Records from a dataset:
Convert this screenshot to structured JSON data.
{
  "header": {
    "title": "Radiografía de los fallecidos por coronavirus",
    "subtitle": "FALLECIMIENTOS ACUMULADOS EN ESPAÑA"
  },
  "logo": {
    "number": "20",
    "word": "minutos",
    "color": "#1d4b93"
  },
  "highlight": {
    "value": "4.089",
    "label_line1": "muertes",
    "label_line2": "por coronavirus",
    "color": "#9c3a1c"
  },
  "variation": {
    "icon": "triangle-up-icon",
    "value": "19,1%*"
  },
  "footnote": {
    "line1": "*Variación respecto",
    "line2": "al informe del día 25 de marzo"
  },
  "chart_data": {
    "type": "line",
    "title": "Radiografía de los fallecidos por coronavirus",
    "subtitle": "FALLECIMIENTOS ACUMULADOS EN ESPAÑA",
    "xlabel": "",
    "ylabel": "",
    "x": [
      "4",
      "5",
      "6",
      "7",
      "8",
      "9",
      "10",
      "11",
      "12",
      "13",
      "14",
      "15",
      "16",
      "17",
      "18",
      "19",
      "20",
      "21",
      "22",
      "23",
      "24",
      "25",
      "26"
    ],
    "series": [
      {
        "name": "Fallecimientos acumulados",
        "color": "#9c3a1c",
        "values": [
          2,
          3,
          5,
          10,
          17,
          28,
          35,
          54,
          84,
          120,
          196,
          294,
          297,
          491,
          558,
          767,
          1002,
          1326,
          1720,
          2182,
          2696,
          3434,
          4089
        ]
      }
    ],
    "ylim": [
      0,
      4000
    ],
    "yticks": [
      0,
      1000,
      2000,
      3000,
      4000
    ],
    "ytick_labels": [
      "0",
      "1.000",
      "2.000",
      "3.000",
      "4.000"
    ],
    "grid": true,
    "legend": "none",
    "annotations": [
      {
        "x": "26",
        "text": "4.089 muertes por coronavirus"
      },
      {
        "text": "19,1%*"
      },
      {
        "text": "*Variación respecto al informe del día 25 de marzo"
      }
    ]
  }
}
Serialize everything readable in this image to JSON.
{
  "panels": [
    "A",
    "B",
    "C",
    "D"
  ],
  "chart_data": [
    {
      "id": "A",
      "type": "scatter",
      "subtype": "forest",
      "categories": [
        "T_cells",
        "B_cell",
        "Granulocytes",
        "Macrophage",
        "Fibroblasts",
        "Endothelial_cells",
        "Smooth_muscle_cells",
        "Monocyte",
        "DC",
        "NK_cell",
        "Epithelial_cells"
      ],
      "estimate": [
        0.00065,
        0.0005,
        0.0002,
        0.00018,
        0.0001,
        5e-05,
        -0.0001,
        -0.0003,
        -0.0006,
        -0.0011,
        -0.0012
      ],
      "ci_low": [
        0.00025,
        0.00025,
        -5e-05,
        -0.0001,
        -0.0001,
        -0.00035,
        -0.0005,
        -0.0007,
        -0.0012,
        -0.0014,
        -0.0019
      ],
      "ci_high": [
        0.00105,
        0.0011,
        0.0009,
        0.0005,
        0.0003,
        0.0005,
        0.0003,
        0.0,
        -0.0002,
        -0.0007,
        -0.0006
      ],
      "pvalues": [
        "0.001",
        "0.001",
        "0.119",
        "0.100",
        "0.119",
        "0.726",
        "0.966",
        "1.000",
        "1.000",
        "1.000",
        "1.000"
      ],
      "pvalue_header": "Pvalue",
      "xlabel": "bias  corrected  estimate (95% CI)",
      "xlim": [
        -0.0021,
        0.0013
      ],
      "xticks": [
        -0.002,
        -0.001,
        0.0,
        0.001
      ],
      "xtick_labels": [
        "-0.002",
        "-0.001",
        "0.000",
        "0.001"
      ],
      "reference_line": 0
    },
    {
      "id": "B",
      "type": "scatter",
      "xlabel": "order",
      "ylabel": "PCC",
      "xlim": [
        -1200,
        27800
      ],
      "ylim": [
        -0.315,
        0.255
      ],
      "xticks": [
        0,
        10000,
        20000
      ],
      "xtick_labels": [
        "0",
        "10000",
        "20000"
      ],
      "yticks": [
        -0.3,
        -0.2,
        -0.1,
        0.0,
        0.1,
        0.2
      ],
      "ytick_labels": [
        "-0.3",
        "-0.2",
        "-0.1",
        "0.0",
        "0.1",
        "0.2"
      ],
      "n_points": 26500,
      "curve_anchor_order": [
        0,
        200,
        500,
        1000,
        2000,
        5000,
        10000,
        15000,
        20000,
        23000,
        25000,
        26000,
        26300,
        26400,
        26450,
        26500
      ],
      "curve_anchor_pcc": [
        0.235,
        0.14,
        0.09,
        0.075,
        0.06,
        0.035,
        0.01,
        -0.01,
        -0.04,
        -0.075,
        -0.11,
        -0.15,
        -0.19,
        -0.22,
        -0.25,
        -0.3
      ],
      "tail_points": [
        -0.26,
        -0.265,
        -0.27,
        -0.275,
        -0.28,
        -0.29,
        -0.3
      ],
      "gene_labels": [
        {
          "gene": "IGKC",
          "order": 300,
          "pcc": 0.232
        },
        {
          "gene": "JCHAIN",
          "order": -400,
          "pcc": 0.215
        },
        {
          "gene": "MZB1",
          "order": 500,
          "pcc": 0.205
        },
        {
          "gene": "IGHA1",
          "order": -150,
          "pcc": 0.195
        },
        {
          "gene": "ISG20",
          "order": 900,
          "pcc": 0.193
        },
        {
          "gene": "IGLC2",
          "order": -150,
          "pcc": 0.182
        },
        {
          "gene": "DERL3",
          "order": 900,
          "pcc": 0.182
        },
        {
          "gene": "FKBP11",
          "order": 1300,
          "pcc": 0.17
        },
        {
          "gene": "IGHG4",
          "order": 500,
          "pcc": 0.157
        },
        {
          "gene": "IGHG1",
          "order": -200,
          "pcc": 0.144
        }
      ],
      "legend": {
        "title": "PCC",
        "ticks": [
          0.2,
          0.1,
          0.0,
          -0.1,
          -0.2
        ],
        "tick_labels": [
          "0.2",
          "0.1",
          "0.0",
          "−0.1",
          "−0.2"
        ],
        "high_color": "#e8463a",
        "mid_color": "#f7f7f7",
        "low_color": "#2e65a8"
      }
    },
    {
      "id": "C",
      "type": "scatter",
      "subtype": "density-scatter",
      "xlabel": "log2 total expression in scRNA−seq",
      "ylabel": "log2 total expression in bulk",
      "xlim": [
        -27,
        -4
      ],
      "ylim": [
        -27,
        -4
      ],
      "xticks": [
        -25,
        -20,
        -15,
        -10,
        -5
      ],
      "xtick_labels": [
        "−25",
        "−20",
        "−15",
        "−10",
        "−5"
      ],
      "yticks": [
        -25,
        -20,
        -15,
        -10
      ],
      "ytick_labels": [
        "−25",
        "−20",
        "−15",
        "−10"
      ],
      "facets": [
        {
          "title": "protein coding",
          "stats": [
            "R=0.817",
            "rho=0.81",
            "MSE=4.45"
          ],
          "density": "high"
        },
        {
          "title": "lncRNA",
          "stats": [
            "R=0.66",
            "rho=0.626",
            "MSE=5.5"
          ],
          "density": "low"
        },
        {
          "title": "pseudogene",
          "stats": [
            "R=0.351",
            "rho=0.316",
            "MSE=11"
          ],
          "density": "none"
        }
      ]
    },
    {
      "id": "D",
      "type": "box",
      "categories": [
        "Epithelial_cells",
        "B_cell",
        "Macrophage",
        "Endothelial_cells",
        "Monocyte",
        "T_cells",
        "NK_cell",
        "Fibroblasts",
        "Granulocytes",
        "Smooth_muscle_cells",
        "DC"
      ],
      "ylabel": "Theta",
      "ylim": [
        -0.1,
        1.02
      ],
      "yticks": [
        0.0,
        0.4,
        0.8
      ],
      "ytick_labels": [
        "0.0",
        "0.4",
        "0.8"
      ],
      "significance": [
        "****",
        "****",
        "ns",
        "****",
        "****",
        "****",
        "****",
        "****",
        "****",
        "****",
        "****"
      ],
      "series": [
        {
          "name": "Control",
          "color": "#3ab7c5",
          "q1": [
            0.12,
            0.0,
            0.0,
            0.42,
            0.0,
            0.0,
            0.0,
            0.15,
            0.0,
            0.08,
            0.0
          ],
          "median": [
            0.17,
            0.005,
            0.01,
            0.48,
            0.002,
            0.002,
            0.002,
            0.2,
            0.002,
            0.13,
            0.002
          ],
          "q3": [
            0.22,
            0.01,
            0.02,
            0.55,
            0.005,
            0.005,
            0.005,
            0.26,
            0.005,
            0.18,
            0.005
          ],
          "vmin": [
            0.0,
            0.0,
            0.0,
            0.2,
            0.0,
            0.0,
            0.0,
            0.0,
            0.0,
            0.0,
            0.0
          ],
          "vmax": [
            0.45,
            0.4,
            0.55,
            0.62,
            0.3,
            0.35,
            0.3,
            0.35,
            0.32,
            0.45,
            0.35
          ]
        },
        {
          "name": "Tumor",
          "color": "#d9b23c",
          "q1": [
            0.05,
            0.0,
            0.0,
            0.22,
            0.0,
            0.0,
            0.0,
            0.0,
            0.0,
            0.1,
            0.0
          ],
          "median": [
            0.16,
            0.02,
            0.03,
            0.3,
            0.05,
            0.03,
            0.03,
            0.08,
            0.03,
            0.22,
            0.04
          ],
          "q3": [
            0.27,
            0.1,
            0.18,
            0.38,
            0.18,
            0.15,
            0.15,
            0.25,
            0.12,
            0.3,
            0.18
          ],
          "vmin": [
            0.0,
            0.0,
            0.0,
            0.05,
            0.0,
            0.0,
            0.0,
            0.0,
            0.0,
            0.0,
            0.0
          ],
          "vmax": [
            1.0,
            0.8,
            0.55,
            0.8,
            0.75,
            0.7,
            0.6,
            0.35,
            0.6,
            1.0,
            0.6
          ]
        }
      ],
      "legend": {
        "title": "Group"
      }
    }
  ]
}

Your goal:
Using the records above, list each line that includes "this".

Answer below:
Convert this screenshot to structured JSON data.
Serialize everything readable in this image to JSON.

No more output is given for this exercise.